What this task involves: Without the pictures, give the entries below again exactly as written.

--- start Recorded information ---

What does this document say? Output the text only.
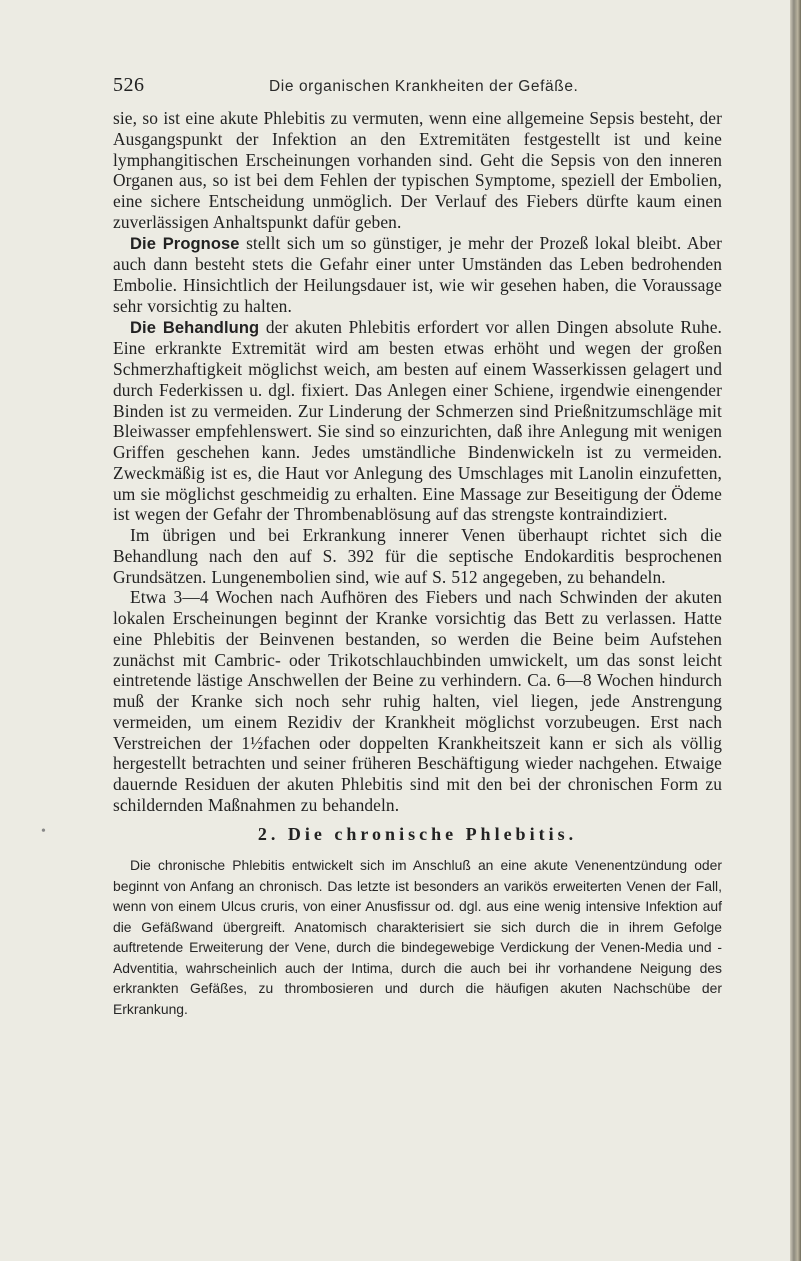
526	Die organischen Krankheiten der Gefäße.

sie, so ist eine akute Phlebitis zu vermuten, wenn eine allgemeine Sepsis besteht, der Ausgangspunkt der Infektion an den Extremitäten festgestellt ist und keine lymphangitischen Erscheinungen vorhanden sind. Geht die Sepsis von den inneren Organen aus, so ist bei dem Fehlen der typischen Symptome, speziell der Embolien, eine sichere Entscheidung unmöglich. Der Verlauf des Fiebers dürfte kaum einen zuverlässigen Anhaltspunkt dafür geben.

Die Prognose stellt sich um so günstiger, je mehr der Prozeß lokal bleibt. Aber auch dann besteht stets die Gefahr einer unter Umständen das Leben bedrohenden Embolie. Hinsichtlich der Heilungsdauer ist, wie wir gesehen haben, die Voraussage sehr vorsichtig zu halten.

Die Behandlung der akuten Phlebitis erfordert vor allen Dingen absolute Ruhe. Eine erkrankte Extremität wird am besten etwas erhöht und wegen der großen Schmerzhaftigkeit möglichst weich, am besten auf einem Wasserkissen gelagert und durch Federkissen u. dgl. fixiert. Das Anlegen einer Schiene, irgendwie einengender Binden ist zu vermeiden. Zur Linderung der Schmerzen sind Prießnitzumschläge mit Bleiwasser empfehlenswert. Sie sind so einzurichten, daß ihre Anlegung mit wenigen Griffen geschehen kann. Jedes umständliche Bindenwickeln ist zu vermeiden. Zweckmäßig ist es, die Haut vor Anlegung des Umschlages mit Lanolin einzufetten, um sie möglichst geschmeidig zu erhalten. Eine Massage zur Beseitigung der Ödeme ist wegen der Gefahr der Thrombenablösung auf das strengste kontraindiziert.

Im übrigen und bei Erkrankung innerer Venen überhaupt richtet sich die Behandlung nach den auf S. 392 für die septische Endokarditis besprochenen Grundsätzen. Lungenembolien sind, wie auf S. 512 angegeben, zu behandeln.

Etwa 3—4 Wochen nach Aufhören des Fiebers und nach Schwinden der akuten lokalen Erscheinungen beginnt der Kranke vorsichtig das Bett zu verlassen. Hatte eine Phlebitis der Beinvenen bestanden, so werden die Beine beim Aufstehen zunächst mit Cambric- oder Trikotschlauchbinden umwickelt, um das sonst leicht eintretende lästige Anschwellen der Beine zu verhindern. Ca. 6—8 Wochen hindurch muß der Kranke sich noch sehr ruhig halten, viel liegen, jede Anstrengung vermeiden, um einem Rezidiv der Krankheit möglichst vorzubeugen. Erst nach Verstreichen der 1½fachen oder doppelten Krankheitszeit kann er sich als völlig hergestellt betrachten und seiner früheren Beschäftigung wieder nachgehen. Etwaige dauernde Residuen der akuten Phlebitis sind mit den bei der chronischen Form zu schildernden Maßnahmen zu behandeln.

•	2. Die chronische Phlebitis.

Die chronische Phlebitis entwickelt sich im Anschluß an eine akute Venenentzündung oder beginnt von Anfang an chronisch. Das letzte ist besonders an varikös erweiterten Venen der Fall, wenn von einem Ulcus cruris, von einer Anusfissur od. dgl. aus eine wenig intensive Infektion auf die Gefäßwand übergreift. Anatomisch charakterisiert sie sich durch die in ihrem Gefolge auftretende Erweiterung der Vene, durch die bindegewebige Verdickung der Venen-Media und -Adventitia, wahrscheinlich auch der Intima, durch die auch bei ihr vorhandene Neigung des erkrankten Gefäßes, zu thrombosieren und durch die häufigen akuten Nachschübe der Erkrankung.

--- end Recorded information ---

The result:
What does this document say? Output the text only.
526	Die organischen Krankheiten der Gefäße.

sie, so ist eine akute Phlebitis zu vermuten, wenn eine allgemeine Sepsis besteht, der Ausgangspunkt der Infektion an den Extremitäten festgestellt ist und keine lymphangitischen Erscheinungen vorhanden sind. Geht die Sepsis von den inneren Organen aus, so ist bei dem Fehlen der typischen Symptome, speziell der Embolien, eine sichere Entscheidung unmöglich. Der Verlauf des Fiebers dürfte kaum einen zuverlässigen Anhaltspunkt dafür geben.

Die Prognose stellt sich um so günstiger, je mehr der Prozeß lokal bleibt. Aber auch dann besteht stets die Gefahr einer unter Umständen das Leben bedrohenden Embolie. Hinsichtlich der Heilungsdauer ist, wie wir gesehen haben, die Voraussage sehr vorsichtig zu halten.

Die Behandlung der akuten Phlebitis erfordert vor allen Dingen absolute Ruhe. Eine erkrankte Extremität wird am besten etwas erhöht und wegen der großen Schmerzhaftigkeit möglichst weich, am besten auf einem Wasserkissen gelagert und durch Federkissen u. dgl. fixiert. Das Anlegen einer Schiene, irgendwie einengender Binden ist zu vermeiden. Zur Linderung der Schmerzen sind Prießnitzumschläge mit Bleiwasser empfehlenswert. Sie sind so einzurichten, daß ihre Anlegung mit wenigen Griffen geschehen kann. Jedes umständliche Bindenwickeln ist zu vermeiden. Zweckmäßig ist es, die Haut vor Anlegung des Umschlages mit Lanolin einzufetten, um sie möglichst geschmeidig zu erhalten. Eine Massage zur Beseitigung der Ödeme ist wegen der Gefahr der Thrombenablösung auf das strengste kontraindiziert.

Im übrigen und bei Erkrankung innerer Venen überhaupt richtet sich die Behandlung nach den auf S. 392 für die septische Endokarditis besprochenen Grundsätzen. Lungenembolien sind, wie auf S. 512 angegeben, zu behandeln.

Etwa 3—4 Wochen nach Aufhören des Fiebers und nach Schwinden der akuten lokalen Erscheinungen beginnt der Kranke vorsichtig das Bett zu verlassen. Hatte eine Phlebitis der Beinvenen bestanden, so werden die Beine beim Aufstehen zunächst mit Cambric- oder Trikotschlauchbinden umwickelt, um das sonst leicht eintretende lästige Anschwellen der Beine zu verhindern. Ca. 6—8 Wochen hindurch muß der Kranke sich noch sehr ruhig halten, viel liegen, jede Anstrengung vermeiden, um einem Rezidiv der Krankheit möglichst vorzubeugen. Erst nach Verstreichen der 1½fachen oder doppelten Krankheitszeit kann er sich als völlig hergestellt betrachten und seiner früheren Beschäftigung wieder nachgehen. Etwaige dauernde Residuen der akuten Phlebitis sind mit den bei der chronischen Form zu schildernden Maßnahmen zu behandeln.

•	2. Die chronische Phlebitis.

Die chronische Phlebitis entwickelt sich im Anschluß an eine akute Venenentzündung oder beginnt von Anfang an chronisch. Das letzte ist besonders an varikös erweiterten Venen der Fall, wenn von einem Ulcus cruris, von einer Anusfissur od. dgl. aus eine wenig intensive Infektion auf die Gefäßwand übergreift. Anatomisch charakterisiert sie sich durch die in ihrem Gefolge auftretende Erweiterung der Vene, durch die bindegewebige Verdickung der Venen-Media und -Adventitia, wahrscheinlich auch der Intima, durch die auch bei ihr vorhandene Neigung des erkrankten Gefäßes, zu thrombosieren und durch die häufigen akuten Nachschübe der Erkrankung.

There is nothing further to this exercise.